■ OBJECTIVE:
Return the listing below in full, with every line exactly as it is.

____________

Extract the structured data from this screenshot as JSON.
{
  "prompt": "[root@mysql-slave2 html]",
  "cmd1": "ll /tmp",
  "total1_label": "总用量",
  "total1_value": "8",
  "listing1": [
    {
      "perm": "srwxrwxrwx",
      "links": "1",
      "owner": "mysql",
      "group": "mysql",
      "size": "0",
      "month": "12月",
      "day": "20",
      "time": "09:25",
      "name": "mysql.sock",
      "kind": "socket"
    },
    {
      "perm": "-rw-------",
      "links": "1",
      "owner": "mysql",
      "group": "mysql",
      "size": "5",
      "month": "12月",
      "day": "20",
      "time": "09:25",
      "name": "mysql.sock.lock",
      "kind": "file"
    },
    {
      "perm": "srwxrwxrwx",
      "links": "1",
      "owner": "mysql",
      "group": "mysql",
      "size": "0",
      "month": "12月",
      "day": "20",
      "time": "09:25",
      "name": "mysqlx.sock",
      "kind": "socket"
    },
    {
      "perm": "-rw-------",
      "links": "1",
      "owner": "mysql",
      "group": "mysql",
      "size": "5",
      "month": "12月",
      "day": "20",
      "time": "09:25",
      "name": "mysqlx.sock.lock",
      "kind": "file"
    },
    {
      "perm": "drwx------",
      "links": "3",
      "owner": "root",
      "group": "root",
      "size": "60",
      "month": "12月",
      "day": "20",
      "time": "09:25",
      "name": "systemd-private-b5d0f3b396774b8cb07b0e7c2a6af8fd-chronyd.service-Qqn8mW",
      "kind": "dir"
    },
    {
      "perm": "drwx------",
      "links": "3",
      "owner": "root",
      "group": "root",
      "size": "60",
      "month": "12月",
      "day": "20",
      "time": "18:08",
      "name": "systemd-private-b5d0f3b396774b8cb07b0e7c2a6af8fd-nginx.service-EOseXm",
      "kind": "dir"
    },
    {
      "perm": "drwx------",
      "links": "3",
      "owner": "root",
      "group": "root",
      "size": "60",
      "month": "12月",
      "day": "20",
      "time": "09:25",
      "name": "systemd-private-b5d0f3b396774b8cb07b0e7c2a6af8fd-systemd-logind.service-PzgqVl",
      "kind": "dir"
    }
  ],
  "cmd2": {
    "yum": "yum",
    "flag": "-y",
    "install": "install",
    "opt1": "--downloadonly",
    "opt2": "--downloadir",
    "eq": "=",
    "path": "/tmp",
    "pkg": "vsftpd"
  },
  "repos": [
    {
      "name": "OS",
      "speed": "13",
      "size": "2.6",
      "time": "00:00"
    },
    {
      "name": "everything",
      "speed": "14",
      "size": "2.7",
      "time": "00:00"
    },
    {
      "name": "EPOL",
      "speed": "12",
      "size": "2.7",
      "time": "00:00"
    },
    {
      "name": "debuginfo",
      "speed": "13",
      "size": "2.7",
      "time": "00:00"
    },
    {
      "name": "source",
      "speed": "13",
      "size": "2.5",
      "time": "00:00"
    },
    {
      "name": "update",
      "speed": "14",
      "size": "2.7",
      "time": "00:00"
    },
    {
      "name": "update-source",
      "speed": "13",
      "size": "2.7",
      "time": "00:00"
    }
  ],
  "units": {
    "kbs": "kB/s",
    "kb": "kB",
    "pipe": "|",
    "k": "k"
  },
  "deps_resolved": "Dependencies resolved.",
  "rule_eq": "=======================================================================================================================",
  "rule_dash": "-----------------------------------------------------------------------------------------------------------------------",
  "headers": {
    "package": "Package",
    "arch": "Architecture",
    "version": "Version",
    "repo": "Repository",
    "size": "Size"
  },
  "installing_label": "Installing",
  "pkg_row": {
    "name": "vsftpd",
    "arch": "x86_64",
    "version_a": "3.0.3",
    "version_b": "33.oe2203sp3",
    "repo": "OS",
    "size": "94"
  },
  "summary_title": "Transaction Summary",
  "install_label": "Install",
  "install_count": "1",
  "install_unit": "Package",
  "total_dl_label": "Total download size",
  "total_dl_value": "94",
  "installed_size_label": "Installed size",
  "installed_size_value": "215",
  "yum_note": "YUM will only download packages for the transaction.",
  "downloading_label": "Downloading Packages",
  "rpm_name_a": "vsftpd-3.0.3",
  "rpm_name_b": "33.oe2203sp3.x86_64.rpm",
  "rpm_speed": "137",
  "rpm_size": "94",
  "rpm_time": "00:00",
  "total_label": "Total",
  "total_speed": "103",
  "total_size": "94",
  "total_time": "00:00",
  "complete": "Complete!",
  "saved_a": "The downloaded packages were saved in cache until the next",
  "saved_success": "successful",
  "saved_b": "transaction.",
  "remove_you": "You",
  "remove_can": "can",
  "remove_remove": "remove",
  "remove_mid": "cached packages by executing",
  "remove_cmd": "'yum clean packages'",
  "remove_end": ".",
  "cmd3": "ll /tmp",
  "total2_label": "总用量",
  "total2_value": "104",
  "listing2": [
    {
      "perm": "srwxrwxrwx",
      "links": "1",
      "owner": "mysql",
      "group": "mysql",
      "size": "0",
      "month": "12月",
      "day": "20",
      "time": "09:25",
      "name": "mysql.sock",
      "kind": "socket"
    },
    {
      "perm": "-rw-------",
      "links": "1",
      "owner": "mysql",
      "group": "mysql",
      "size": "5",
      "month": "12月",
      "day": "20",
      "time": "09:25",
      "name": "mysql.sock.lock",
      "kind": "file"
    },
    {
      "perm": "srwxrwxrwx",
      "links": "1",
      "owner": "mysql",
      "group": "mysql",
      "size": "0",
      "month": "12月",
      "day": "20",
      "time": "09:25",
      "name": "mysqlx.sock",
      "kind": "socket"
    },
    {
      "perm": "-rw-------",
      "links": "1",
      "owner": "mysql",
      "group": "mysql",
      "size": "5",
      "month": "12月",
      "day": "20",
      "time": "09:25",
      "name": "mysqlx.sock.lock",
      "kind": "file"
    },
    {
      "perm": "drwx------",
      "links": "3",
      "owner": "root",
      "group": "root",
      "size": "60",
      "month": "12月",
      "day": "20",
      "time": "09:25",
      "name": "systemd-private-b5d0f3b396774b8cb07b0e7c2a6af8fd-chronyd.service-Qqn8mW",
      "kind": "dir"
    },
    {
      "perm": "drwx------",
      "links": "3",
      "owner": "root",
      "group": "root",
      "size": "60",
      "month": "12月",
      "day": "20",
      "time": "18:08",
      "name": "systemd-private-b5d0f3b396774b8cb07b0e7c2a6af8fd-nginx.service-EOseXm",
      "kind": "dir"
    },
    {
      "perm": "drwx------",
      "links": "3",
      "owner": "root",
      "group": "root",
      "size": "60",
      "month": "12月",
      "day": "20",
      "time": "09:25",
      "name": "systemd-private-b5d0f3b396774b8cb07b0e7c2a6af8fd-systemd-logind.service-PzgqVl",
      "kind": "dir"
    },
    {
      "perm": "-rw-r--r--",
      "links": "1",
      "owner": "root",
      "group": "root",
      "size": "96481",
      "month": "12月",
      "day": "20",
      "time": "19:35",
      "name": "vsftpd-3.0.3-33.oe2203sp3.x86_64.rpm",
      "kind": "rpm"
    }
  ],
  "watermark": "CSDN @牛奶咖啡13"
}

____________

■ TASK SOLUTION:
Extract the structured data from this screenshot as JSON.
{
  "prompt": "[root@mysql-slave2 html]",
  "cmd1": "ll /tmp",
  "total1_label": "总用量",
  "total1_value": "8",
  "listing1": [
    {
      "perm": "srwxrwxrwx",
      "links": "1",
      "owner": "mysql",
      "group": "mysql",
      "size": "0",
      "month": "12月",
      "day": "20",
      "time": "09:25",
      "name": "mysql.sock",
      "kind": "socket"
    },
    {
      "perm": "-rw-------",
      "links": "1",
      "owner": "mysql",
      "group": "mysql",
      "size": "5",
      "month": "12月",
      "day": "20",
      "time": "09:25",
      "name": "mysql.sock.lock",
      "kind": "file"
    },
    {
      "perm": "srwxrwxrwx",
      "links": "1",
      "owner": "mysql",
      "group": "mysql",
      "size": "0",
      "month": "12月",
      "day": "20",
      "time": "09:25",
      "name": "mysqlx.sock",
      "kind": "socket"
    },
    {
      "perm": "-rw-------",
      "links": "1",
      "owner": "mysql",
      "group": "mysql",
      "size": "5",
      "month": "12月",
      "day": "20",
      "time": "09:25",
      "name": "mysqlx.sock.lock",
      "kind": "file"
    },
    {
      "perm": "drwx------",
      "links": "3",
      "owner": "root",
      "group": "root",
      "size": "60",
      "month": "12月",
      "day": "20",
      "time": "09:25",
      "name": "systemd-private-b5d0f3b396774b8cb07b0e7c2a6af8fd-chronyd.service-Qqn8mW",
      "kind": "dir"
    },
    {
      "perm": "drwx------",
      "links": "3",
      "owner": "root",
      "group": "root",
      "size": "60",
      "month": "12月",
      "day": "20",
      "time": "18:08",
      "name": "systemd-private-b5d0f3b396774b8cb07b0e7c2a6af8fd-nginx.service-EOseXm",
      "kind": "dir"
    },
    {
      "perm": "drwx------",
      "links": "3",
      "owner": "root",
      "group": "root",
      "size": "60",
      "month": "12月",
      "day": "20",
      "time": "09:25",
      "name": "systemd-private-b5d0f3b396774b8cb07b0e7c2a6af8fd-systemd-logind.service-PzgqVl",
      "kind": "dir"
    }
  ],
  "cmd2": {
    "yum": "yum",
    "flag": "-y",
    "install": "install",
    "opt1": "--downloadonly",
    "opt2": "--downloadir",
    "eq": "=",
    "path": "/tmp",
    "pkg": "vsftpd"
  },
  "repos": [
    {
      "name": "OS",
      "speed": "13",
      "size": "2.6",
      "time": "00:00"
    },
    {
      "name": "everything",
      "speed": "14",
      "size": "2.7",
      "time": "00:00"
    },
    {
      "name": "EPOL",
      "speed": "12",
      "size": "2.7",
      "time": "00:00"
    },
    {
      "name": "debuginfo",
      "speed": "13",
      "size": "2.7",
      "time": "00:00"
    },
    {
      "name": "source",
      "speed": "13",
      "size": "2.5",
      "time": "00:00"
    },
    {
      "name": "update",
      "speed": "14",
      "size": "2.7",
      "time": "00:00"
    },
    {
      "name": "update-source",
      "speed": "13",
      "size": "2.7",
      "time": "00:00"
    }
  ],
  "units": {
    "kbs": "kB/s",
    "kb": "kB",
    "pipe": "|",
    "k": "k"
  },
  "deps_resolved": "Dependencies resolved.",
  "rule_eq": "=======================================================================================================================",
  "rule_dash": "-----------------------------------------------------------------------------------------------------------------------",
  "headers": {
    "package": "Package",
    "arch": "Architecture",
    "version": "Version",
    "repo": "Repository",
    "size": "Size"
  },
  "installing_label": "Installing",
  "pkg_row": {
    "name": "vsftpd",
    "arch": "x86_64",
    "version_a": "3.0.3",
    "version_b": "33.oe2203sp3",
    "repo": "OS",
    "size": "94"
  },
  "summary_title": "Transaction Summary",
  "install_label": "Install",
  "install_count": "1",
  "install_unit": "Package",
  "total_dl_label": "Total download size",
  "total_dl_value": "94",
  "installed_size_label": "Installed size",
  "installed_size_value": "215",
  "yum_note": "YUM will only download packages for the transaction.",
  "downloading_label": "Downloading Packages",
  "rpm_name_a": "vsftpd-3.0.3",
  "rpm_name_b": "33.oe2203sp3.x86_64.rpm",
  "rpm_speed": "137",
  "rpm_size": "94",
  "rpm_time": "00:00",
  "total_label": "Total",
  "total_speed": "103",
  "total_size": "94",
  "total_time": "00:00",
  "complete": "Complete!",
  "saved_a": "The downloaded packages were saved in cache until the next",
  "saved_success": "successful",
  "saved_b": "transaction.",
  "remove_you": "You",
  "remove_can": "can",
  "remove_remove": "remove",
  "remove_mid": "cached packages by executing",
  "remove_cmd": "'yum clean packages'",
  "remove_end": ".",
  "cmd3": "ll /tmp",
  "total2_label": "总用量",
  "total2_value": "104",
  "listing2": [
    {
      "perm": "srwxrwxrwx",
      "links": "1",
      "owner": "mysql",
      "group": "mysql",
      "size": "0",
      "month": "12月",
      "day": "20",
      "time": "09:25",
      "name": "mysql.sock",
      "kind": "socket"
    },
    {
      "perm": "-rw-------",
      "links": "1",
      "owner": "mysql",
      "group": "mysql",
      "size": "5",
      "month": "12月",
      "day": "20",
      "time": "09:25",
      "name": "mysql.sock.lock",
      "kind": "file"
    },
    {
      "perm": "srwxrwxrwx",
      "links": "1",
      "owner": "mysql",
      "group": "mysql",
      "size": "0",
      "month": "12月",
      "day": "20",
      "time": "09:25",
      "name": "mysqlx.sock",
      "kind": "socket"
    },
    {
      "perm": "-rw-------",
      "links": "1",
      "owner": "mysql",
      "group": "mysql",
      "size": "5",
      "month": "12月",
      "day": "20",
      "time": "09:25",
      "name": "mysqlx.sock.lock",
      "kind": "file"
    },
    {
      "perm": "drwx------",
      "links": "3",
      "owner": "root",
      "group": "root",
      "size": "60",
      "month": "12月",
      "day": "20",
      "time": "09:25",
      "name": "systemd-private-b5d0f3b396774b8cb07b0e7c2a6af8fd-chronyd.service-Qqn8mW",
      "kind": "dir"
    },
    {
      "perm": "drwx------",
      "links": "3",
      "owner": "root",
      "group": "root",
      "size": "60",
      "month": "12月",
      "day": "20",
      "time": "18:08",
      "name": "systemd-private-b5d0f3b396774b8cb07b0e7c2a6af8fd-nginx.service-EOseXm",
      "kind": "dir"
    },
    {
      "perm": "drwx------",
      "links": "3",
      "owner": "root",
      "group": "root",
      "size": "60",
      "month": "12月",
      "day": "20",
      "time": "09:25",
      "name": "systemd-private-b5d0f3b396774b8cb07b0e7c2a6af8fd-systemd-logind.service-PzgqVl",
      "kind": "dir"
    },
    {
      "perm": "-rw-r--r--",
      "links": "1",
      "owner": "root",
      "group": "root",
      "size": "96481",
      "month": "12月",
      "day": "20",
      "time": "19:35",
      "name": "vsftpd-3.0.3-33.oe2203sp3.x86_64.rpm",
      "kind": "rpm"
    }
  ],
  "watermark": "CSDN @牛奶咖啡13"
}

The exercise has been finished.